Recorded data:
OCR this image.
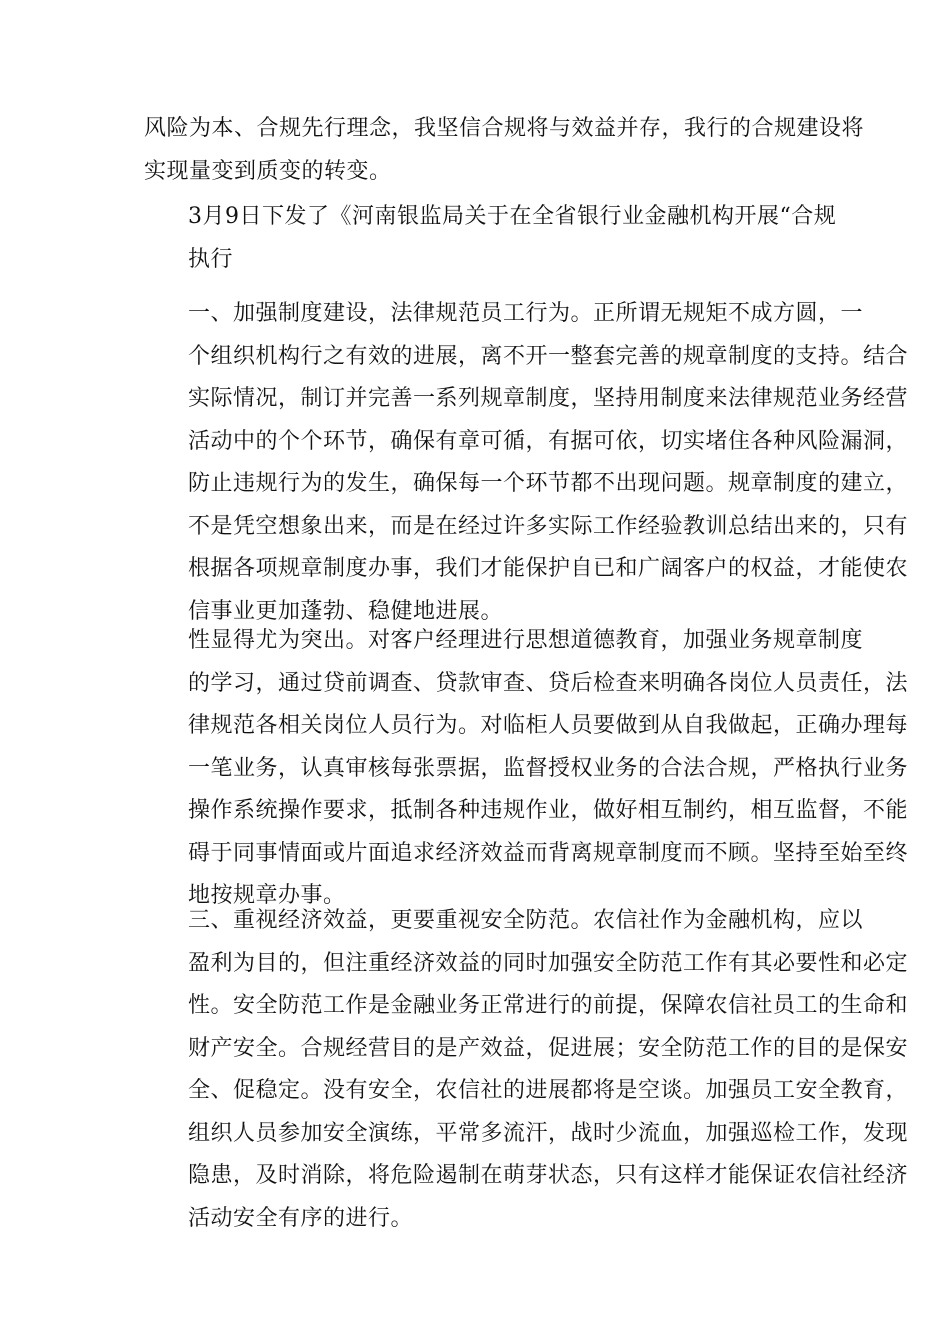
风险为本、合规先行理念，我坚信合规将与效益并存，我行的合规建设将
实现量变到质变的转变。
3月9日下发了《河南银监局关于在全省银行业金融机构开展“合规
执行
一、加强制度建设，法律规范员工行为。正所谓无规矩不成方圆，一
个组织机构行之有效的进展，离不开一整套完善的规章制度的支持。结合
实际情况，制订并完善一系列规章制度，坚持用制度来法律规范业务经营
活动中的个个环节，确保有章可循，有据可依，切实堵住各种风险漏洞，
防止违规行为的发生，确保每一个环节都不出现问题。规章制度的建立，
不是凭空想象出来，而是在经过许多实际工作经验教训总结出来的，只有
根据各项规章制度办事，我们才能保护自已和广阔客户的权益，才能使农
信事业更加蓬勃、稳健地进展。
性显得尤为突出。对客户经理进行思想道德教育，加强业务规章制度
的学习，通过贷前调查、贷款审查、贷后检查来明确各岗位人员责任，法
律规范各相关岗位人员行为。对临柜人员要做到从自我做起，正确办理每
一笔业务，认真审核每张票据，监督授权业务的合法合规，严格执行业务
操作系统操作要求，抵制各种违规作业，做好相互制约，相互监督，不能
碍于同事情面或片面追求经济效益而背离规章制度而不顾。坚持至始至终
地按规章办事。
三、重视经济效益，更要重视安全防范。农信社作为金融机构，应以
盈利为目的，但注重经济效益的同时加强安全防范工作有其必要性和必定
性。安全防范工作是金融业务正常进行的前提，保障农信社员工的生命和
财产安全。合规经营目的是产效益，促进展；安全防范工作的目的是保安
全、促稳定。没有安全，农信社的进展都将是空谈。加强员工安全教育，
组织人员参加安全演练，平常多流汗，战时少流血，加强巡检工作，发现
隐患，及时消除，将危险遏制在萌芽状态，只有这样才能保证农信社经济
活动安全有序的进行。
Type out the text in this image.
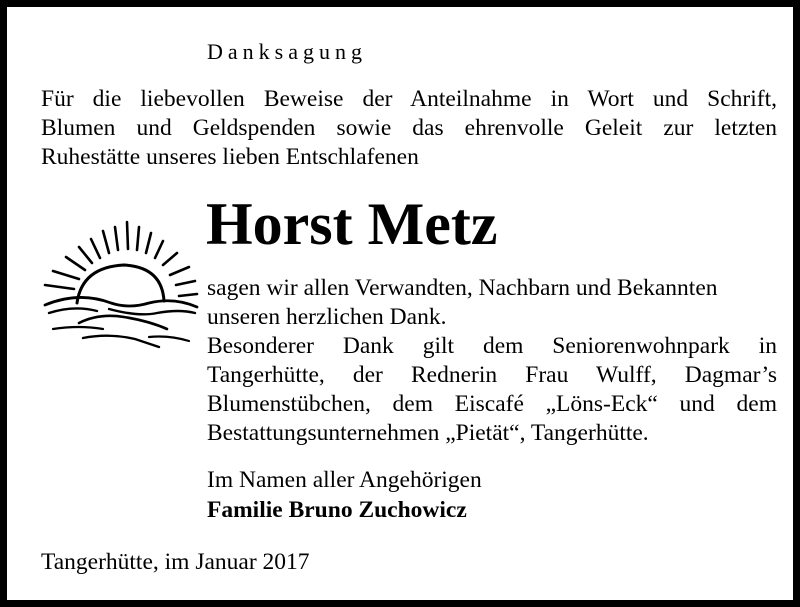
Danksagung
Für die liebevollen Beweise der Anteilnahme in Wort und Schrift,
Blumen und Geldspenden sowie das ehrenvolle Geleit zur letzten
Ruhestätte unseres lieben Entschlafenen
Horst Metz
sagen wir allen Verwandten, Nachbarn und Bekannten
unseren herzlichen Dank.
Besonderer Dank gilt dem Seniorenwohnpark in
Tangerhütte, der Rednerin Frau Wulff, Dagmar’s
Blumenstübchen, dem Eiscafé „Löns-Eck“ und dem
Bestattungsunternehmen „Pietät“, Tangerhütte.
Im Namen aller Angehörigen
Familie Bruno Zuchowicz
Tangerhütte, im Januar 2017
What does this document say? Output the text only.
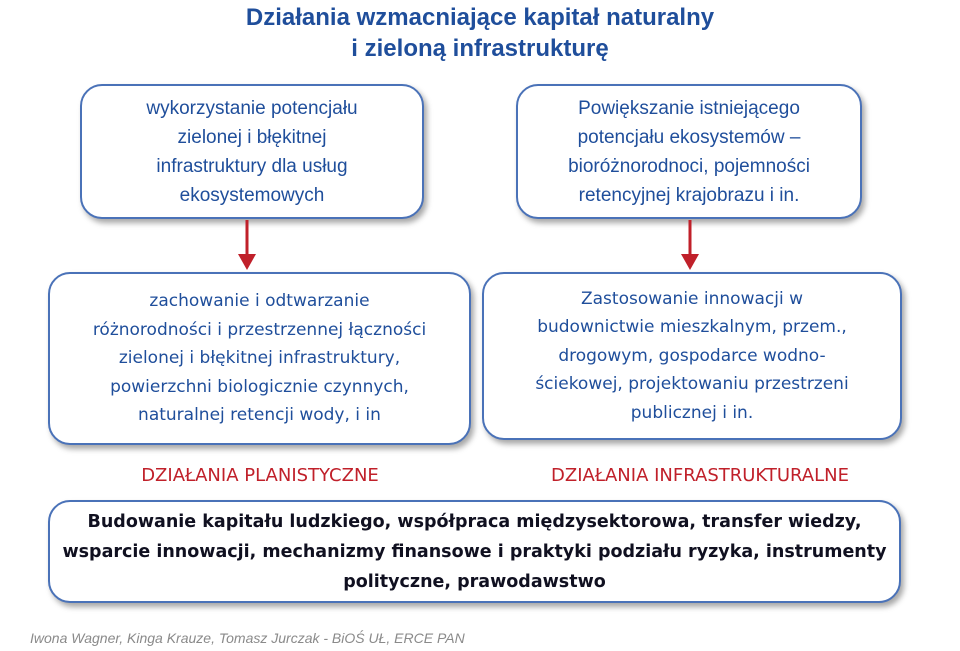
Działania wzmacniające kapitał naturalny
i zieloną infrastrukturę
wykorzystanie potencjału
zielonej i błękitnej
infrastruktury dla usług
ekosystemowych
Powiększanie istniejącego
potencjału ekosystemów –
bioróżnorodnoci, pojemności
retencyjnej krajobrazu i in.
zachowanie i odtwarzanie
różnorodności i przestrzennej łączności
zielonej i błękitnej infrastruktury,
powierzchni biologicznie czynnych,
naturalnej retencji wody, i in
Zastosowanie innowacji w
budownictwie mieszkalnym, przem.,
drogowym, gospodarce wodno-
ściekowej, projektowaniu przestrzeni
publicznej i in.
DZIAŁANIA PLANISTYCZNE	DZIAŁANIA INFRASTRUKTURALNE
Budowanie kapitału ludzkiego, współpraca międzysektorowa, transfer wiedzy,
wsparcie innowacji, mechanizmy finansowe i praktyki podziału ryzyka, instrumenty
polityczne, prawodawstwo
Iwona Wagner, Kinga Krauze, Tomasz Jurczak - BiOŚ UŁ, ERCE PAN
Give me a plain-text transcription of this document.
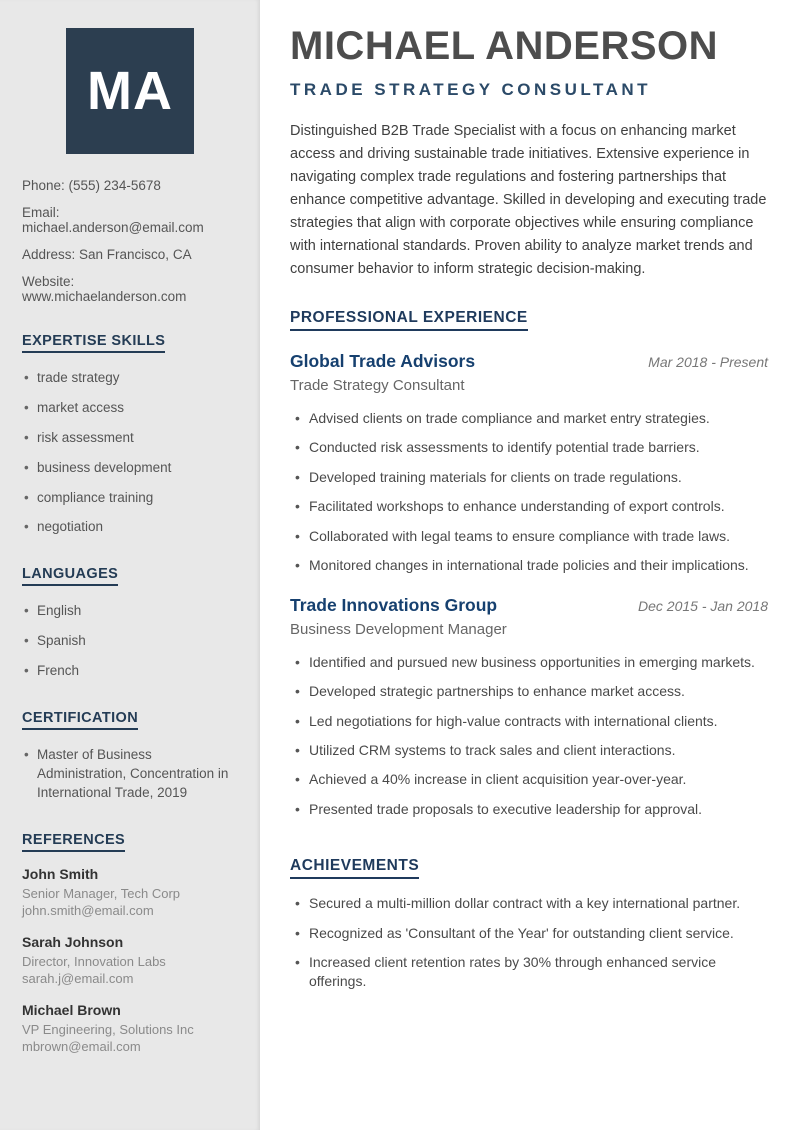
MA
Phone: (555) 234-5678
Email: michael.anderson@email.com
Address: San Francisco, CA
Website: www.michaelanderson.com
EXPERTISE SKILLS
• trade strategy
• market access
• risk assessment
• business development
• compliance training
• negotiation
LANGUAGES
• English
• Spanish
• French
CERTIFICATION
• Master of Business Administration, Concentration in International Trade, 2019
REFERENCES
John Smith
Senior Manager, Tech Corp
john.smith@email.com
Sarah Johnson
Director, Innovation Labs
sarah.j@email.com
Michael Brown
VP Engineering, Solutions Inc
mbrown@email.com
MICHAEL ANDERSON
TRADE STRATEGY CONSULTANT

Distinguished B2B Trade Specialist with a focus on enhancing market access and driving sustainable trade initiatives. Extensive experience in navigating complex trade regulations and fostering partnerships that enhance competitive advantage. Skilled in developing and executing trade strategies that align with corporate objectives while ensuring compliance with international standards. Proven ability to analyze market trends and consumer behavior to inform strategic decision-making.

PROFESSIONAL EXPERIENCE
Global Trade Advisors	Mar 2018 - Present
Trade Strategy Consultant
• Advised clients on trade compliance and market entry strategies.
• Conducted risk assessments to identify potential trade barriers.
• Developed training materials for clients on trade regulations.
• Facilitated workshops to enhance understanding of export controls.
• Collaborated with legal teams to ensure compliance with trade laws.
• Monitored changes in international trade policies and their implications.
Trade Innovations Group	Dec 2015 - Jan 2018
Business Development Manager
• Identified and pursued new business opportunities in emerging markets.
• Developed strategic partnerships to enhance market access.
• Led negotiations for high-value contracts with international clients.
• Utilized CRM systems to track sales and client interactions.
• Achieved a 40% increase in client acquisition year-over-year.
• Presented trade proposals to executive leadership for approval.
ACHIEVEMENTS
• Secured a multi-million dollar contract with a key international partner.
• Recognized as 'Consultant of the Year' for outstanding client service.
• Increased client retention rates by 30% through enhanced service offerings.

Short task:
Scan the listing above for the word "Tangerhütte" and show each line where it is found.

Task result:
Tangerhütte, der Rednerin Frau Wulff, Dagmar’s
Bestattungsunternehmen „Pietät“, Tangerhütte.
Tangerhütte, im Januar 2017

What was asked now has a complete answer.